◆ Goal of the exercise
Below is a listing; write it out exactly and drop any images from it.

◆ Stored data
********************

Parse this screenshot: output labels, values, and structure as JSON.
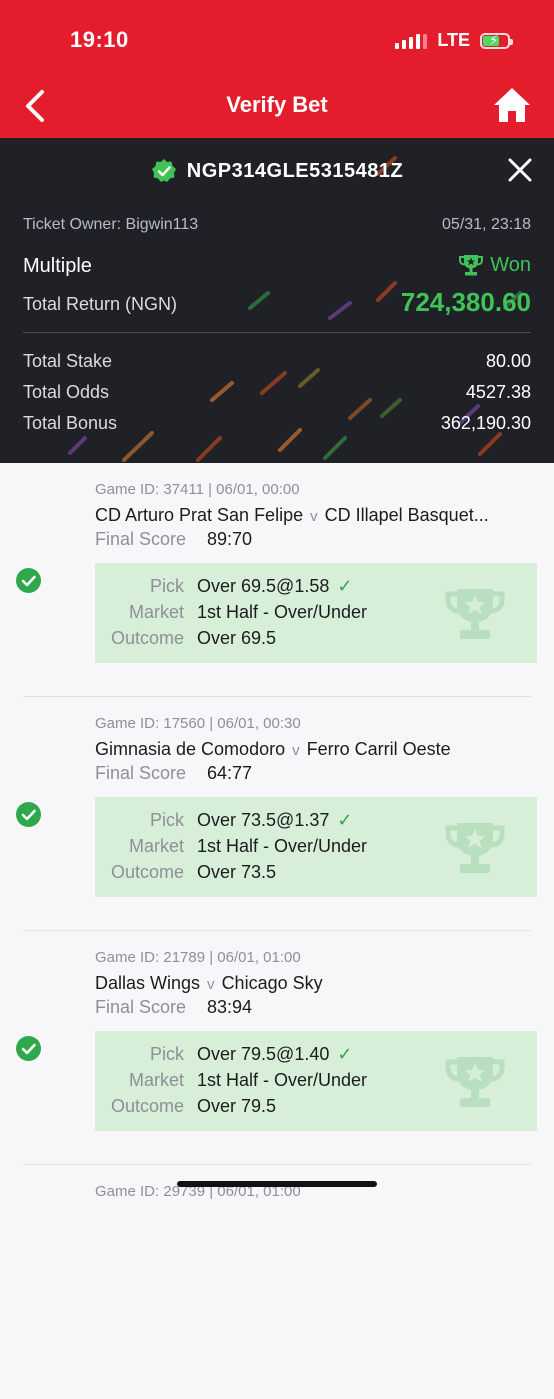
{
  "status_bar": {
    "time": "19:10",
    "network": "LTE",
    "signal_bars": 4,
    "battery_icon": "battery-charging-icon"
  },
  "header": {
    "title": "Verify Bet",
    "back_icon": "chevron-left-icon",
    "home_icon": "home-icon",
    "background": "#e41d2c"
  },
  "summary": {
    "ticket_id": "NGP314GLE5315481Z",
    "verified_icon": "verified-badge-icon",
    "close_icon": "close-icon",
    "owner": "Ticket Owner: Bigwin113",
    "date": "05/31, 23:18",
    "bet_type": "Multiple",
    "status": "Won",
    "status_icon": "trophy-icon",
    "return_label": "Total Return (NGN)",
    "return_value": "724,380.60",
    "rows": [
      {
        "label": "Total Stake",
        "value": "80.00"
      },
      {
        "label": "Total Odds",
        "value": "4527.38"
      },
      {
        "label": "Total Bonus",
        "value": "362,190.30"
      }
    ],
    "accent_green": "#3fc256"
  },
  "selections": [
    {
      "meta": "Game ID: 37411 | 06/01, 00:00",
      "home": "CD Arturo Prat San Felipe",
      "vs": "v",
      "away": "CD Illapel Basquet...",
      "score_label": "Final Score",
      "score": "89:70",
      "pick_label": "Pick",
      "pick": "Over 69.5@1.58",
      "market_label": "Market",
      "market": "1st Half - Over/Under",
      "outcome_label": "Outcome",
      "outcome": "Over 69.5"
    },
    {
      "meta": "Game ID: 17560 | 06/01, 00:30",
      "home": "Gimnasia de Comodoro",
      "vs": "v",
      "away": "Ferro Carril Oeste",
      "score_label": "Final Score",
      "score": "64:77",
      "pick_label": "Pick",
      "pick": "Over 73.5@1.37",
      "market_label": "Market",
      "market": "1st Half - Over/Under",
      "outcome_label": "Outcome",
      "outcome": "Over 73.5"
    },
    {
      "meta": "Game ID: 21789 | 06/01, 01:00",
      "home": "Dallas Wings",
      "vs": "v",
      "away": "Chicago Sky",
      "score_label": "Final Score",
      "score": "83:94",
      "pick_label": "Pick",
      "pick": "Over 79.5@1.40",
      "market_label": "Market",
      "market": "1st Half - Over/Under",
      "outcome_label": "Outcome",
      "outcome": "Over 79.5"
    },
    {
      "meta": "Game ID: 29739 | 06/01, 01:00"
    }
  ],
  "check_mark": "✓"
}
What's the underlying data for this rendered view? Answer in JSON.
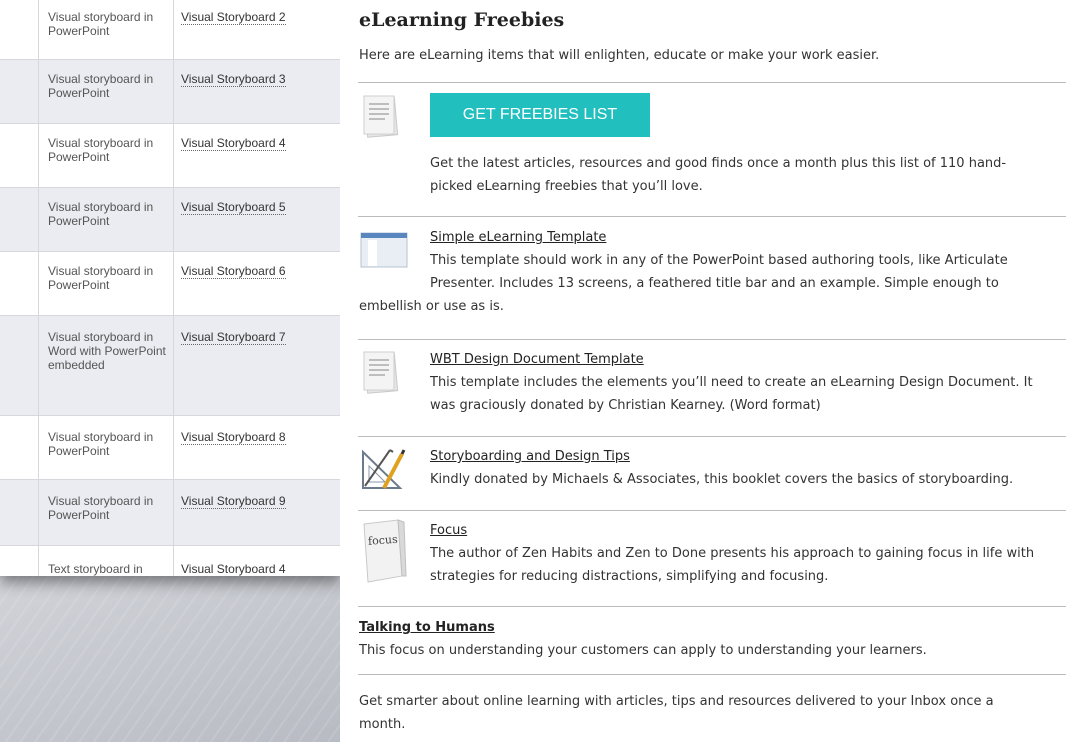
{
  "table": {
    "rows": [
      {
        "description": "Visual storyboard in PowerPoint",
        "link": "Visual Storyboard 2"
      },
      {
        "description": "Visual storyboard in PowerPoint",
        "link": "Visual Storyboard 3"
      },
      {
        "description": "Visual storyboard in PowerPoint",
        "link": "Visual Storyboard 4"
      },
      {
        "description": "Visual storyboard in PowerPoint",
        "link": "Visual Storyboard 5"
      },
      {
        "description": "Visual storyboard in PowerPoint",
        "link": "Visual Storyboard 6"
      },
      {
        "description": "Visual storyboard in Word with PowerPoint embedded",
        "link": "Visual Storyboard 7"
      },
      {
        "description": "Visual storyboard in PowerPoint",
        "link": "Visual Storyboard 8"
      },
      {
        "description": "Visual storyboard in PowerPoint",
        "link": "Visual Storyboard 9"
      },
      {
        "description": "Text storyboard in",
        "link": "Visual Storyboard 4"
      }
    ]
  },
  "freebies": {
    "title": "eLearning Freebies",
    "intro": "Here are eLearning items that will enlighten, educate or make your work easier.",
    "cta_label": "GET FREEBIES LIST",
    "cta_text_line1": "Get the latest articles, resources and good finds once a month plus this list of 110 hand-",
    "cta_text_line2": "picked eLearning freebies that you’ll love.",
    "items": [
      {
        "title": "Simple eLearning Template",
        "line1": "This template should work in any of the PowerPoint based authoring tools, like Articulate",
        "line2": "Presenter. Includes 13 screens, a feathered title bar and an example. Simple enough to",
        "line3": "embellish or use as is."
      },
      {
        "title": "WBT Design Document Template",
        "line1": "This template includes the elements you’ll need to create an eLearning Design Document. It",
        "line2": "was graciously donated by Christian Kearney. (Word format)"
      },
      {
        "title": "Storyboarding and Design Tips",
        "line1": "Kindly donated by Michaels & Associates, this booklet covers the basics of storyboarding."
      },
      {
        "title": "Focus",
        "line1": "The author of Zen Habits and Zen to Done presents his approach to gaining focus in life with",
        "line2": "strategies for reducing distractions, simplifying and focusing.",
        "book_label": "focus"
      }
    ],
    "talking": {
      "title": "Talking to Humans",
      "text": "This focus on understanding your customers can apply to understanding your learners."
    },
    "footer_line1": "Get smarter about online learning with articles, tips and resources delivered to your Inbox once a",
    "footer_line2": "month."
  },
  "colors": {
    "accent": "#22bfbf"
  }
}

********************

◆ Complete answer
Parse this screenshot: output labels, values, and structure as JSON.
{
  "status_bar": {
    "time": "19:10",
    "network": "LTE",
    "signal_bars": 4,
    "battery_icon": "battery-charging-icon"
  },
  "header": {
    "title": "Verify Bet",
    "back_icon": "chevron-left-icon",
    "home_icon": "home-icon",
    "background": "#e41d2c"
  },
  "summary": {
    "ticket_id": "NGP314GLE5315481Z",
    "verified_icon": "verified-badge-icon",
    "close_icon": "close-icon",
    "owner": "Ticket Owner: Bigwin113",
    "date": "05/31, 23:18",
    "bet_type": "Multiple",
    "status": "Won",
    "status_icon": "trophy-icon",
    "return_label": "Total Return (NGN)",
    "return_value": "724,380.60",
    "rows": [
      {
        "label": "Total Stake",
        "value": "80.00"
      },
      {
        "label": "Total Odds",
        "value": "4527.38"
      },
      {
        "label": "Total Bonus",
        "value": "362,190.30"
      }
    ],
    "accent_green": "#3fc256"
  },
  "selections": [
    {
      "meta": "Game ID: 37411 | 06/01, 00:00",
      "home": "CD Arturo Prat San Felipe",
      "vs": "v",
      "away": "CD Illapel Basquet...",
      "score_label": "Final Score",
      "score": "89:70",
      "pick_label": "Pick",
      "pick": "Over 69.5@1.58",
      "market_label": "Market",
      "market": "1st Half - Over/Under",
      "outcome_label": "Outcome",
      "outcome": "Over 69.5"
    },
    {
      "meta": "Game ID: 17560 | 06/01, 00:30",
      "home": "Gimnasia de Comodoro",
      "vs": "v",
      "away": "Ferro Carril Oeste",
      "score_label": "Final Score",
      "score": "64:77",
      "pick_label": "Pick",
      "pick": "Over 73.5@1.37",
      "market_label": "Market",
      "market": "1st Half - Over/Under",
      "outcome_label": "Outcome",
      "outcome": "Over 73.5"
    },
    {
      "meta": "Game ID: 21789 | 06/01, 01:00",
      "home": "Dallas Wings",
      "vs": "v",
      "away": "Chicago Sky",
      "score_label": "Final Score",
      "score": "83:94",
      "pick_label": "Pick",
      "pick": "Over 79.5@1.40",
      "market_label": "Market",
      "market": "1st Half - Over/Under",
      "outcome_label": "Outcome",
      "outcome": "Over 79.5"
    },
    {
      "meta": "Game ID: 29739 | 06/01, 01:00"
    }
  ],
  "check_mark": "✓"
}
What's the underlying data for this rendered view? Answer in JSON.
{
  "table": {
    "rows": [
      {
        "description": "Visual storyboard in PowerPoint",
        "link": "Visual Storyboard 2"
      },
      {
        "description": "Visual storyboard in PowerPoint",
        "link": "Visual Storyboard 3"
      },
      {
        "description": "Visual storyboard in PowerPoint",
        "link": "Visual Storyboard 4"
      },
      {
        "description": "Visual storyboard in PowerPoint",
        "link": "Visual Storyboard 5"
      },
      {
        "description": "Visual storyboard in PowerPoint",
        "link": "Visual Storyboard 6"
      },
      {
        "description": "Visual storyboard in Word with PowerPoint embedded",
        "link": "Visual Storyboard 7"
      },
      {
        "description": "Visual storyboard in PowerPoint",
        "link": "Visual Storyboard 8"
      },
      {
        "description": "Visual storyboard in PowerPoint",
        "link": "Visual Storyboard 9"
      },
      {
        "description": "Text storyboard in",
        "link": "Visual Storyboard 4"
      }
    ]
  },
  "freebies": {
    "title": "eLearning Freebies",
    "intro": "Here are eLearning items that will enlighten, educate or make your work easier.",
    "cta_label": "GET FREEBIES LIST",
    "cta_text_line1": "Get the latest articles, resources and good finds once a month plus this list of 110 hand-",
    "cta_text_line2": "picked eLearning freebies that you’ll love.",
    "items": [
      {
        "title": "Simple eLearning Template",
        "line1": "This template should work in any of the PowerPoint based authoring tools, like Articulate",
        "line2": "Presenter. Includes 13 screens, a feathered title bar and an example. Simple enough to",
        "line3": "embellish or use as is."
      },
      {
        "title": "WBT Design Document Template",
        "line1": "This template includes the elements you’ll need to create an eLearning Design Document. It",
        "line2": "was graciously donated by Christian Kearney. (Word format)"
      },
      {
        "title": "Storyboarding and Design Tips",
        "line1": "Kindly donated by Michaels & Associates, this booklet covers the basics of storyboarding."
      },
      {
        "title": "Focus",
        "line1": "The author of Zen Habits and Zen to Done presents his approach to gaining focus in life with",
        "line2": "strategies for reducing distractions, simplifying and focusing.",
        "book_label": "focus"
      }
    ],
    "talking": {
      "title": "Talking to Humans",
      "text": "This focus on understanding your customers can apply to understanding your learners."
    },
    "footer_line1": "Get smarter about online learning with articles, tips and resources delivered to your Inbox once a",
    "footer_line2": "month."
  },
  "colors": {
    "accent": "#22bfbf"
  }
}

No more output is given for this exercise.